### WHAT YOU HAVE TO DO
Write each line out exactly, leaving none out.

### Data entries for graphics
○ ○ ○ ○ ○ ○ ○

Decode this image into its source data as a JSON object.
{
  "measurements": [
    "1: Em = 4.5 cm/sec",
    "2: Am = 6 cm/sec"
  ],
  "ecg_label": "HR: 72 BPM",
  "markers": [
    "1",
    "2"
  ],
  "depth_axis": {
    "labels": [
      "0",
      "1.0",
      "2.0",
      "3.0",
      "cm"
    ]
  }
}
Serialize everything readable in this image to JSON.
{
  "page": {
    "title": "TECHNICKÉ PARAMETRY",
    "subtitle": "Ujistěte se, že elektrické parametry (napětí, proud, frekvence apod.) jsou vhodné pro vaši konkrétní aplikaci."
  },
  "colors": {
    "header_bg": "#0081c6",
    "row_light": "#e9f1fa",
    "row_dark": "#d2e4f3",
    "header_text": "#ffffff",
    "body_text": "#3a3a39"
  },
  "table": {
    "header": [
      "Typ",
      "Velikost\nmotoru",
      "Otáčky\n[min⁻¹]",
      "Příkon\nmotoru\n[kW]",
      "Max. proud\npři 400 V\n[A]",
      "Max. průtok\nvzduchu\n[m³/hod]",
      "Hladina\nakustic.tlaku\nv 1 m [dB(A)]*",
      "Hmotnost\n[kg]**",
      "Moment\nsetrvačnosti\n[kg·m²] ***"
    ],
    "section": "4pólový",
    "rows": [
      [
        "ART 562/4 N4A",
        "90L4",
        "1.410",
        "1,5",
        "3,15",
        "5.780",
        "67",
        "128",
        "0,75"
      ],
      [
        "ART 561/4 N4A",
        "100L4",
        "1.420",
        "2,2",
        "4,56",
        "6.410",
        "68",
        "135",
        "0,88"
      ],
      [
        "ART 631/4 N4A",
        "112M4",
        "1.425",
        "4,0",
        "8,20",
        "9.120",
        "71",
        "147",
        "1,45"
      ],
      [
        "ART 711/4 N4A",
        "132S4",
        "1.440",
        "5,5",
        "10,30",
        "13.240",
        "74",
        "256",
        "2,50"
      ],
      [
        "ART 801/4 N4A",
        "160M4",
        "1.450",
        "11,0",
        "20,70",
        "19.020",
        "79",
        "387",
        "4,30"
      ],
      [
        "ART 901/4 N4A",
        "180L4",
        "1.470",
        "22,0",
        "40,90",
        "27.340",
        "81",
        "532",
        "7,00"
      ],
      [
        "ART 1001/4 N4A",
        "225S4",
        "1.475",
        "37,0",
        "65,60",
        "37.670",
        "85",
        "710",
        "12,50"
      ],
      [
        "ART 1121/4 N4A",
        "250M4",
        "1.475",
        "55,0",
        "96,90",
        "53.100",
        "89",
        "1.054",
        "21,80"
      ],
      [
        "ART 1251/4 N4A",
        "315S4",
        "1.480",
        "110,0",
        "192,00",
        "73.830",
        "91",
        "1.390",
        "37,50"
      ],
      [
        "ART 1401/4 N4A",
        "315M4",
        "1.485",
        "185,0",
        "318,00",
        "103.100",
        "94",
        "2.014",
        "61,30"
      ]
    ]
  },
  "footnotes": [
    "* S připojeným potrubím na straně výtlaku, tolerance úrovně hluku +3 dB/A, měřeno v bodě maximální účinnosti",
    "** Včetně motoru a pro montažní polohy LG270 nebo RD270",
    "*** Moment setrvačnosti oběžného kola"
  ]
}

○ ○ ○ ○ ○ ○ ○

### FINISHED EXERCISE
Decode this image into its source data as a JSON object.
{
  "measurements": [
    "1: Em = 4.5 cm/sec",
    "2: Am = 6 cm/sec"
  ],
  "ecg_label": "HR: 72 BPM",
  "markers": [
    "1",
    "2"
  ],
  "depth_axis": {
    "labels": [
      "0",
      "1.0",
      "2.0",
      "3.0",
      "cm"
    ]
  }
}
Serialize everything readable in this image to JSON.
{
  "page": {
    "title": "TECHNICKÉ PARAMETRY",
    "subtitle": "Ujistěte se, že elektrické parametry (napětí, proud, frekvence apod.) jsou vhodné pro vaši konkrétní aplikaci."
  },
  "colors": {
    "header_bg": "#0081c6",
    "row_light": "#e9f1fa",
    "row_dark": "#d2e4f3",
    "header_text": "#ffffff",
    "body_text": "#3a3a39"
  },
  "table": {
    "header": [
      "Typ",
      "Velikost\nmotoru",
      "Otáčky\n[min⁻¹]",
      "Příkon\nmotoru\n[kW]",
      "Max. proud\npři 400 V\n[A]",
      "Max. průtok\nvzduchu\n[m³/hod]",
      "Hladina\nakustic.tlaku\nv 1 m [dB(A)]*",
      "Hmotnost\n[kg]**",
      "Moment\nsetrvačnosti\n[kg·m²] ***"
    ],
    "section": "4pólový",
    "rows": [
      [
        "ART 562/4 N4A",
        "90L4",
        "1.410",
        "1,5",
        "3,15",
        "5.780",
        "67",
        "128",
        "0,75"
      ],
      [
        "ART 561/4 N4A",
        "100L4",
        "1.420",
        "2,2",
        "4,56",
        "6.410",
        "68",
        "135",
        "0,88"
      ],
      [
        "ART 631/4 N4A",
        "112M4",
        "1.425",
        "4,0",
        "8,20",
        "9.120",
        "71",
        "147",
        "1,45"
      ],
      [
        "ART 711/4 N4A",
        "132S4",
        "1.440",
        "5,5",
        "10,30",
        "13.240",
        "74",
        "256",
        "2,50"
      ],
      [
        "ART 801/4 N4A",
        "160M4",
        "1.450",
        "11,0",
        "20,70",
        "19.020",
        "79",
        "387",
        "4,30"
      ],
      [
        "ART 901/4 N4A",
        "180L4",
        "1.470",
        "22,0",
        "40,90",
        "27.340",
        "81",
        "532",
        "7,00"
      ],
      [
        "ART 1001/4 N4A",
        "225S4",
        "1.475",
        "37,0",
        "65,60",
        "37.670",
        "85",
        "710",
        "12,50"
      ],
      [
        "ART 1121/4 N4A",
        "250M4",
        "1.475",
        "55,0",
        "96,90",
        "53.100",
        "89",
        "1.054",
        "21,80"
      ],
      [
        "ART 1251/4 N4A",
        "315S4",
        "1.480",
        "110,0",
        "192,00",
        "73.830",
        "91",
        "1.390",
        "37,50"
      ],
      [
        "ART 1401/4 N4A",
        "315M4",
        "1.485",
        "185,0",
        "318,00",
        "103.100",
        "94",
        "2.014",
        "61,30"
      ]
    ]
  },
  "footnotes": [
    "* S připojeným potrubím na straně výtlaku, tolerance úrovně hluku +3 dB/A, měřeno v bodě maximální účinnosti",
    "** Včetně motoru a pro montažní polohy LG270 nebo RD270",
    "*** Moment setrvačnosti oběžného kola"
  ]
}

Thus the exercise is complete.